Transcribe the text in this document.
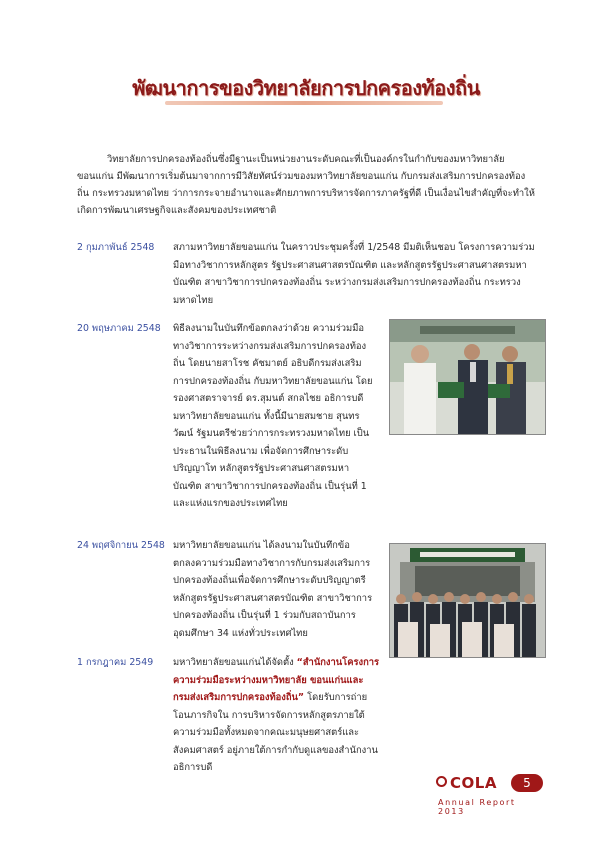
พัฒนาการของวิทยาลัยการปกครองท้องถิ่น
วิทยาลัยการปกครองท้องถิ่นซึ่งมีฐานะเป็นหน่วยงานระดับคณะที่เป็นองค์กรในกำกับของมหาวิทยาลัย
ขอนแก่น มีพัฒนาการเริ่มต้นมาจากการมีวิสัยทัศน์ร่วมของมหาวิทยาลัยขอนแก่น กับกรมส่งเสริมการปกครองท้อง
ถิ่น กระทรวงมหาดไทย ว่าการกระจายอำนาจและศักยภาพการบริหารจัดการภาครัฐที่ดี เป็นเงื่อนไขสำคัญที่จะทำให้
เกิดการพัฒนาเศรษฐกิจและสังคมของประเทศชาติ
2 กุมภาพันธ์ 2548	สภามหาวิทยาลัยขอนแก่น ในคราวประชุมครั้งที่ 1/2548 มีมติเห็นชอบ โครงการความร่วม
มือทางวิชาการหลักสูตร รัฐประศาสนศาสตรบัณฑิต และหลักสูตรรัฐประศาสนศาสตรมหา
บัณฑิต สาขาวิชาการปกครองท้องถิ่น ระหว่างกรมส่งเสริมการปกครองท้องถิ่น กระทรวง
มหาดไทย
20 พฤษภาคม 2548	พิธีลงนามในบันทึกข้อตกลงว่าด้วย ความร่วมมือ
ทางวิชาการระหว่างกรมส่งเสริมการปกครองท้อง
ถิ่น โดยนายสาโรช คัชมาตย์ อธิบดีกรมส่งเสริม
การปกครองท้องถิ่น กับมหาวิทยาลัยขอนแก่น โดย
รองศาสตราจารย์ ดร.สุมนต์ สกลไชย อธิการบดี
มหาวิทยาลัยขอนแก่น ทั้งนี้มีนายสมชาย สุนทร
วัฒน์ รัฐมนตรีช่วยว่าการกระทรวงมหาดไทย เป็น
ประธานในพิธีลงนาม เพื่อจัดการศึกษาระดับ
ปริญญาโท หลักสูตรรัฐประศาสนศาสตรมหา
บัณฑิต สาขาวิชาการปกครองท้องถิ่น เป็นรุ่นที่ 1
และแห่งแรกของประเทศไทย
24 พฤศจิกายน 2548 มหาวิทยาลัยขอนแก่น ได้ลงนามในบันทึกข้อ
ตกลงความร่วมมือทางวิชาการกับกรมส่งเสริมการ
ปกครองท้องถิ่นเพื่อจัดการศึกษาระดับปริญญาตรี
หลักสูตรรัฐประศาสนศาสตรบัณฑิต สาขาวิชาการ
ปกครองท้องถิ่น เป็นรุ่นที่ 1 ร่วมกับสถาบันการ
อุดมศึกษา 34 แห่งทั่วประเทศไทย
1 กรกฎาคม 2549	มหาวิทยาลัยขอนแก่นได้จัดตั้ง “สำนักงานโครงการ
ความร่วมมือระหว่างมหาวิทยาลัย ขอนแก่นและ
กรมส่งเสริมการปกครองท้องถิ่น” โดยรับการถ่าย
โอนภารกิจใน การบริหารจัดการหลักสูตรภายใต้
ความร่วมมือทั้งหมดจากคณะมนุษยศาสตร์และ
สังคมศาสตร์ อยู่ภายใต้การกำกับดูแลของสำนักงาน
อธิการบดี
COLA	5
Annual Report 2013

+ + + + +

DIRECTION: Go through the listing above and write it out again exactly, dropping the pictures.

WRITTEN REPLY:
Transcribe the text in this document.
พัฒนาการของวิทยาลัยการปกครองท้องถิ่น
วิทยาลัยการปกครองท้องถิ่นซึ่งมีฐานะเป็นหน่วยงานระดับคณะที่เป็นองค์กรในกำกับของมหาวิทยาลัย
ขอนแก่น มีพัฒนาการเริ่มต้นมาจากการมีวิสัยทัศน์ร่วมของมหาวิทยาลัยขอนแก่น กับกรมส่งเสริมการปกครองท้อง
ถิ่น กระทรวงมหาดไทย ว่าการกระจายอำนาจและศักยภาพการบริหารจัดการภาครัฐที่ดี เป็นเงื่อนไขสำคัญที่จะทำให้
เกิดการพัฒนาเศรษฐกิจและสังคมของประเทศชาติ
2 กุมภาพันธ์ 2548	สภามหาวิทยาลัยขอนแก่น ในคราวประชุมครั้งที่ 1/2548 มีมติเห็นชอบ โครงการความร่วม
มือทางวิชาการหลักสูตร รัฐประศาสนศาสตรบัณฑิต และหลักสูตรรัฐประศาสนศาสตรมหา
บัณฑิต สาขาวิชาการปกครองท้องถิ่น ระหว่างกรมส่งเสริมการปกครองท้องถิ่น กระทรวง
มหาดไทย
20 พฤษภาคม 2548	พิธีลงนามในบันทึกข้อตกลงว่าด้วย ความร่วมมือ
ทางวิชาการระหว่างกรมส่งเสริมการปกครองท้อง
ถิ่น โดยนายสาโรช คัชมาตย์ อธิบดีกรมส่งเสริม
การปกครองท้องถิ่น กับมหาวิทยาลัยขอนแก่น โดย
รองศาสตราจารย์ ดร.สุมนต์ สกลไชย อธิการบดี
มหาวิทยาลัยขอนแก่น ทั้งนี้มีนายสมชาย สุนทร
วัฒน์ รัฐมนตรีช่วยว่าการกระทรวงมหาดไทย เป็น
ประธานในพิธีลงนาม เพื่อจัดการศึกษาระดับ
ปริญญาโท หลักสูตรรัฐประศาสนศาสตรมหา
บัณฑิต สาขาวิชาการปกครองท้องถิ่น เป็นรุ่นที่ 1
และแห่งแรกของประเทศไทย
24 พฤศจิกายน 2548 มหาวิทยาลัยขอนแก่น ได้ลงนามในบันทึกข้อ
ตกลงความร่วมมือทางวิชาการกับกรมส่งเสริมการ
ปกครองท้องถิ่นเพื่อจัดการศึกษาระดับปริญญาตรี
หลักสูตรรัฐประศาสนศาสตรบัณฑิต สาขาวิชาการ
ปกครองท้องถิ่น เป็นรุ่นที่ 1 ร่วมกับสถาบันการ
อุดมศึกษา 34 แห่งทั่วประเทศไทย
1 กรกฎาคม 2549	มหาวิทยาลัยขอนแก่นได้จัดตั้ง “สำนักงานโครงการ
ความร่วมมือระหว่างมหาวิทยาลัย ขอนแก่นและ
กรมส่งเสริมการปกครองท้องถิ่น” โดยรับการถ่าย
โอนภารกิจใน การบริหารจัดการหลักสูตรภายใต้
ความร่วมมือทั้งหมดจากคณะมนุษยศาสตร์และ
สังคมศาสตร์ อยู่ภายใต้การกำกับดูแลของสำนักงาน
อธิการบดี
COLA	5
Annual Report 2013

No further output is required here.